-- TASK OBJECTIVE --
Below are entries to be transcribed exactly; exclude the pictures from the copy.

-- INPUT ROWS --
[start]

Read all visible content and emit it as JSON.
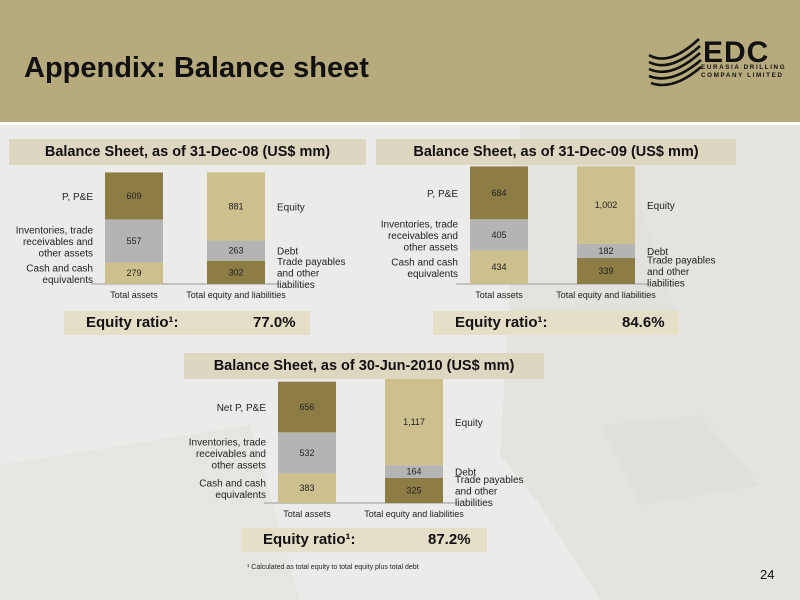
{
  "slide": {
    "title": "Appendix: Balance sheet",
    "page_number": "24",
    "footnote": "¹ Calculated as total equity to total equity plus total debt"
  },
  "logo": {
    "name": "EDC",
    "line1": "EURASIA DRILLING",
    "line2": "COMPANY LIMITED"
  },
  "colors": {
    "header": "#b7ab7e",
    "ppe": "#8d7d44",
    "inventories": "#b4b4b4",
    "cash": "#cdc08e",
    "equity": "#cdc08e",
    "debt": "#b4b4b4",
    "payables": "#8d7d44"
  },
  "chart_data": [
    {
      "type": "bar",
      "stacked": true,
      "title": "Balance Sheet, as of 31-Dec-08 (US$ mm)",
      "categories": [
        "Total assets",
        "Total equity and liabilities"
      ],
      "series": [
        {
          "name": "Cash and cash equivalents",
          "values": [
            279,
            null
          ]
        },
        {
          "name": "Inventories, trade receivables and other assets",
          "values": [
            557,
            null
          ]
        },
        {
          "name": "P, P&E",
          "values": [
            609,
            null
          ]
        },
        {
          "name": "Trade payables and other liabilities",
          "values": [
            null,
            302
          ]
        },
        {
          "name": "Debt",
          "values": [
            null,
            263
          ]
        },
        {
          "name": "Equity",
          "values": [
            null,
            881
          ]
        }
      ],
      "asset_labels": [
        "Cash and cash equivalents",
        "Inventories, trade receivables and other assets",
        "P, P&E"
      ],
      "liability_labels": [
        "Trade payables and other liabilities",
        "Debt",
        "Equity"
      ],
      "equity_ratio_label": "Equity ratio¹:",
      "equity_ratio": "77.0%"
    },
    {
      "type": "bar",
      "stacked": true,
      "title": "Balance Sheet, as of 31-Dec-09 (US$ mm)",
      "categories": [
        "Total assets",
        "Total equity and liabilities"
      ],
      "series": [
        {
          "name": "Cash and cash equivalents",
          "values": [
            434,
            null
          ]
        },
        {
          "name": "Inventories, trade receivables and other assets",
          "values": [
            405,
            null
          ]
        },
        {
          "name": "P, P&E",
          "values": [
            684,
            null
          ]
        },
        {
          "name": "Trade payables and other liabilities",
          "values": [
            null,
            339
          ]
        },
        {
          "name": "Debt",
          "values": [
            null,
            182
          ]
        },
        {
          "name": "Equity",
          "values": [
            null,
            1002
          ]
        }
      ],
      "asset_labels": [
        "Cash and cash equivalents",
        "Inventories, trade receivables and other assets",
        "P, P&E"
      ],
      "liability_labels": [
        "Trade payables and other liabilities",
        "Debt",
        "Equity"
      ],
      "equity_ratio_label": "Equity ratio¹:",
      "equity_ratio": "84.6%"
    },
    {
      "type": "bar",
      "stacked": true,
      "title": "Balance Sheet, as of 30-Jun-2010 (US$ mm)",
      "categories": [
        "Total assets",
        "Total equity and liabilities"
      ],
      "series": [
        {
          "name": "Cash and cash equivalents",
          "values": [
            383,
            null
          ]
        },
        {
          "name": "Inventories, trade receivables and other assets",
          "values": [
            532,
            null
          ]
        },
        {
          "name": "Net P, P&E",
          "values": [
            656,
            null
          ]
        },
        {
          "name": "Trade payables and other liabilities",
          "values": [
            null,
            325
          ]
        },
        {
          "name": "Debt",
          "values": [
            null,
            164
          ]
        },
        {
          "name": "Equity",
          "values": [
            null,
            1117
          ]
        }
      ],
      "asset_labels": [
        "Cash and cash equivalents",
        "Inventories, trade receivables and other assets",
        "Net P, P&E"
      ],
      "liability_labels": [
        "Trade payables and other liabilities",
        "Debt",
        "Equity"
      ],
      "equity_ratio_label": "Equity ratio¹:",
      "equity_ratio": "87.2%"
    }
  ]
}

[end]

-- COMPLETE ANSWER --
Read all visible content and emit it as JSON.
{
  "slide": {
    "title": "Appendix: Balance sheet",
    "page_number": "24",
    "footnote": "¹ Calculated as total equity to total equity plus total debt"
  },
  "logo": {
    "name": "EDC",
    "line1": "EURASIA DRILLING",
    "line2": "COMPANY LIMITED"
  },
  "colors": {
    "header": "#b7ab7e",
    "ppe": "#8d7d44",
    "inventories": "#b4b4b4",
    "cash": "#cdc08e",
    "equity": "#cdc08e",
    "debt": "#b4b4b4",
    "payables": "#8d7d44"
  },
  "chart_data": [
    {
      "type": "bar",
      "stacked": true,
      "title": "Balance Sheet, as of 31-Dec-08 (US$ mm)",
      "categories": [
        "Total assets",
        "Total equity and liabilities"
      ],
      "series": [
        {
          "name": "Cash and cash equivalents",
          "values": [
            279,
            null
          ]
        },
        {
          "name": "Inventories, trade receivables and other assets",
          "values": [
            557,
            null
          ]
        },
        {
          "name": "P, P&E",
          "values": [
            609,
            null
          ]
        },
        {
          "name": "Trade payables and other liabilities",
          "values": [
            null,
            302
          ]
        },
        {
          "name": "Debt",
          "values": [
            null,
            263
          ]
        },
        {
          "name": "Equity",
          "values": [
            null,
            881
          ]
        }
      ],
      "asset_labels": [
        "Cash and cash equivalents",
        "Inventories, trade receivables and other assets",
        "P, P&E"
      ],
      "liability_labels": [
        "Trade payables and other liabilities",
        "Debt",
        "Equity"
      ],
      "equity_ratio_label": "Equity ratio¹:",
      "equity_ratio": "77.0%"
    },
    {
      "type": "bar",
      "stacked": true,
      "title": "Balance Sheet, as of 31-Dec-09 (US$ mm)",
      "categories": [
        "Total assets",
        "Total equity and liabilities"
      ],
      "series": [
        {
          "name": "Cash and cash equivalents",
          "values": [
            434,
            null
          ]
        },
        {
          "name": "Inventories, trade receivables and other assets",
          "values": [
            405,
            null
          ]
        },
        {
          "name": "P, P&E",
          "values": [
            684,
            null
          ]
        },
        {
          "name": "Trade payables and other liabilities",
          "values": [
            null,
            339
          ]
        },
        {
          "name": "Debt",
          "values": [
            null,
            182
          ]
        },
        {
          "name": "Equity",
          "values": [
            null,
            1002
          ]
        }
      ],
      "asset_labels": [
        "Cash and cash equivalents",
        "Inventories, trade receivables and other assets",
        "P, P&E"
      ],
      "liability_labels": [
        "Trade payables and other liabilities",
        "Debt",
        "Equity"
      ],
      "equity_ratio_label": "Equity ratio¹:",
      "equity_ratio": "84.6%"
    },
    {
      "type": "bar",
      "stacked": true,
      "title": "Balance Sheet, as of 30-Jun-2010 (US$ mm)",
      "categories": [
        "Total assets",
        "Total equity and liabilities"
      ],
      "series": [
        {
          "name": "Cash and cash equivalents",
          "values": [
            383,
            null
          ]
        },
        {
          "name": "Inventories, trade receivables and other assets",
          "values": [
            532,
            null
          ]
        },
        {
          "name": "Net P, P&E",
          "values": [
            656,
            null
          ]
        },
        {
          "name": "Trade payables and other liabilities",
          "values": [
            null,
            325
          ]
        },
        {
          "name": "Debt",
          "values": [
            null,
            164
          ]
        },
        {
          "name": "Equity",
          "values": [
            null,
            1117
          ]
        }
      ],
      "asset_labels": [
        "Cash and cash equivalents",
        "Inventories, trade receivables and other assets",
        "Net P, P&E"
      ],
      "liability_labels": [
        "Trade payables and other liabilities",
        "Debt",
        "Equity"
      ],
      "equity_ratio_label": "Equity ratio¹:",
      "equity_ratio": "87.2%"
    }
  ]
}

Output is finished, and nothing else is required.